> **THE EXERCISE**
Extract all of the entries and set them down verbatim.

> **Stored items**
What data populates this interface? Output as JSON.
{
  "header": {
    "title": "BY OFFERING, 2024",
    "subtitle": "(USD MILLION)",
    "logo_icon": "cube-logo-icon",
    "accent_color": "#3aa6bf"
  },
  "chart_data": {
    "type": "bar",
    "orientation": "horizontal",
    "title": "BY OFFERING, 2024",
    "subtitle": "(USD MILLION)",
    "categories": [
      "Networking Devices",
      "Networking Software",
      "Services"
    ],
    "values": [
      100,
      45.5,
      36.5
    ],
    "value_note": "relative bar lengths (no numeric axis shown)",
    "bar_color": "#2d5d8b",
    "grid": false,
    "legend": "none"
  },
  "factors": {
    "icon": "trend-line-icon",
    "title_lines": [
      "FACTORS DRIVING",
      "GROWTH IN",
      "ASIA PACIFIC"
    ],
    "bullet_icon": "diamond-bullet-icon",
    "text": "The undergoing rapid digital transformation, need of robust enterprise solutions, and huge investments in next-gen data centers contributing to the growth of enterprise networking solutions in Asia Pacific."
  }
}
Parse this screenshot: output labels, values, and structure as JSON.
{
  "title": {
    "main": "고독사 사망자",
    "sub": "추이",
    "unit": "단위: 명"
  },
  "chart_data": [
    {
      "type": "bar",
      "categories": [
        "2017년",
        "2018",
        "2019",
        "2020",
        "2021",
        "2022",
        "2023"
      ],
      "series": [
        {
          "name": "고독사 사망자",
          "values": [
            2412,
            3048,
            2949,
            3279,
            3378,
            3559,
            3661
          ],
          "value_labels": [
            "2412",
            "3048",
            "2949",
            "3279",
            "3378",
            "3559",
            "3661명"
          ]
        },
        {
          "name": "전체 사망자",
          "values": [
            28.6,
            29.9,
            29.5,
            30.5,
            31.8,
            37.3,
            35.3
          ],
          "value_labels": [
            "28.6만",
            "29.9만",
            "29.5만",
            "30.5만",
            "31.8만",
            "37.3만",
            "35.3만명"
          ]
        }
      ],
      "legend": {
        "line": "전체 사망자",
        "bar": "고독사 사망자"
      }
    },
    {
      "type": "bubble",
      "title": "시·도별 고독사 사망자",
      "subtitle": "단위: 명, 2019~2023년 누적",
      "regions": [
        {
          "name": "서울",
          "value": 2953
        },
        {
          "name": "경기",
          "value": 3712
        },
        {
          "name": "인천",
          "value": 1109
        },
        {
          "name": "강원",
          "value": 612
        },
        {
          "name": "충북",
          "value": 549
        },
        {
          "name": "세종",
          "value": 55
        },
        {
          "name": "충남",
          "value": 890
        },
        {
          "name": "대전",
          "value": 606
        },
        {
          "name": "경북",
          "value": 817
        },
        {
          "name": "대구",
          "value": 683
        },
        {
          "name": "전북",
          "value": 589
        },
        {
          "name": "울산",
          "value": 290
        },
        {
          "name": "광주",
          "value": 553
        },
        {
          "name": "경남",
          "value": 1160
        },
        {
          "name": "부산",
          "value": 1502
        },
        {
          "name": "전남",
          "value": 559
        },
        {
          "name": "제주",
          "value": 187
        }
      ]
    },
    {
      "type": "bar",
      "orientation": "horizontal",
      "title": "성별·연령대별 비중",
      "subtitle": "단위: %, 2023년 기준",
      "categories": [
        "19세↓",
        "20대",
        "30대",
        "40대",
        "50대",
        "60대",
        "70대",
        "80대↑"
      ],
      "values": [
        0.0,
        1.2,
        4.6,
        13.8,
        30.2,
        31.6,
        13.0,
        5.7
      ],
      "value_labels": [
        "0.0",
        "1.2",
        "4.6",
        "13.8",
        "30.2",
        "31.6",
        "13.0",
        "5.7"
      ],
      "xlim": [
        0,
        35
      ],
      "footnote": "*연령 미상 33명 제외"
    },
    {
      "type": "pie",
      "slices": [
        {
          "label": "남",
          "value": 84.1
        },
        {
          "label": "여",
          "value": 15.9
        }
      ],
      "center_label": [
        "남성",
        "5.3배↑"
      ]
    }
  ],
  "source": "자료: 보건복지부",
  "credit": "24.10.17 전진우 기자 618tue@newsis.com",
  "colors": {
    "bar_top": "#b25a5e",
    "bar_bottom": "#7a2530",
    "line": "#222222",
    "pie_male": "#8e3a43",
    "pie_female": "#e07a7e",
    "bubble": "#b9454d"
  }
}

> **TASK ANSWER**
What data populates this interface? Output as JSON.
{
  "header": {
    "title": "BY OFFERING, 2024",
    "subtitle": "(USD MILLION)",
    "logo_icon": "cube-logo-icon",
    "accent_color": "#3aa6bf"
  },
  "chart_data": {
    "type": "bar",
    "orientation": "horizontal",
    "title": "BY OFFERING, 2024",
    "subtitle": "(USD MILLION)",
    "categories": [
      "Networking Devices",
      "Networking Software",
      "Services"
    ],
    "values": [
      100,
      45.5,
      36.5
    ],
    "value_note": "relative bar lengths (no numeric axis shown)",
    "bar_color": "#2d5d8b",
    "grid": false,
    "legend": "none"
  },
  "factors": {
    "icon": "trend-line-icon",
    "title_lines": [
      "FACTORS DRIVING",
      "GROWTH IN",
      "ASIA PACIFIC"
    ],
    "bullet_icon": "diamond-bullet-icon",
    "text": "The undergoing rapid digital transformation, need of robust enterprise solutions, and huge investments in next-gen data centers contributing to the growth of enterprise networking solutions in Asia Pacific."
  }
}
Parse this screenshot: output labels, values, and structure as JSON.
{
  "title": {
    "main": "고독사 사망자",
    "sub": "추이",
    "unit": "단위: 명"
  },
  "chart_data": [
    {
      "type": "bar",
      "categories": [
        "2017년",
        "2018",
        "2019",
        "2020",
        "2021",
        "2022",
        "2023"
      ],
      "series": [
        {
          "name": "고독사 사망자",
          "values": [
            2412,
            3048,
            2949,
            3279,
            3378,
            3559,
            3661
          ],
          "value_labels": [
            "2412",
            "3048",
            "2949",
            "3279",
            "3378",
            "3559",
            "3661명"
          ]
        },
        {
          "name": "전체 사망자",
          "values": [
            28.6,
            29.9,
            29.5,
            30.5,
            31.8,
            37.3,
            35.3
          ],
          "value_labels": [
            "28.6만",
            "29.9만",
            "29.5만",
            "30.5만",
            "31.8만",
            "37.3만",
            "35.3만명"
          ]
        }
      ],
      "legend": {
        "line": "전체 사망자",
        "bar": "고독사 사망자"
      }
    },
    {
      "type": "bubble",
      "title": "시·도별 고독사 사망자",
      "subtitle": "단위: 명, 2019~2023년 누적",
      "regions": [
        {
          "name": "서울",
          "value": 2953
        },
        {
          "name": "경기",
          "value": 3712
        },
        {
          "name": "인천",
          "value": 1109
        },
        {
          "name": "강원",
          "value": 612
        },
        {
          "name": "충북",
          "value": 549
        },
        {
          "name": "세종",
          "value": 55
        },
        {
          "name": "충남",
          "value": 890
        },
        {
          "name": "대전",
          "value": 606
        },
        {
          "name": "경북",
          "value": 817
        },
        {
          "name": "대구",
          "value": 683
        },
        {
          "name": "전북",
          "value": 589
        },
        {
          "name": "울산",
          "value": 290
        },
        {
          "name": "광주",
          "value": 553
        },
        {
          "name": "경남",
          "value": 1160
        },
        {
          "name": "부산",
          "value": 1502
        },
        {
          "name": "전남",
          "value": 559
        },
        {
          "name": "제주",
          "value": 187
        }
      ]
    },
    {
      "type": "bar",
      "orientation": "horizontal",
      "title": "성별·연령대별 비중",
      "subtitle": "단위: %, 2023년 기준",
      "categories": [
        "19세↓",
        "20대",
        "30대",
        "40대",
        "50대",
        "60대",
        "70대",
        "80대↑"
      ],
      "values": [
        0.0,
        1.2,
        4.6,
        13.8,
        30.2,
        31.6,
        13.0,
        5.7
      ],
      "value_labels": [
        "0.0",
        "1.2",
        "4.6",
        "13.8",
        "30.2",
        "31.6",
        "13.0",
        "5.7"
      ],
      "xlim": [
        0,
        35
      ],
      "footnote": "*연령 미상 33명 제외"
    },
    {
      "type": "pie",
      "slices": [
        {
          "label": "남",
          "value": 84.1
        },
        {
          "label": "여",
          "value": 15.9
        }
      ],
      "center_label": [
        "남성",
        "5.3배↑"
      ]
    }
  ],
  "source": "자료: 보건복지부",
  "credit": "24.10.17 전진우 기자 618tue@newsis.com",
  "colors": {
    "bar_top": "#b25a5e",
    "bar_bottom": "#7a2530",
    "line": "#222222",
    "pie_male": "#8e3a43",
    "pie_female": "#e07a7e",
    "bubble": "#b9454d"
  }
}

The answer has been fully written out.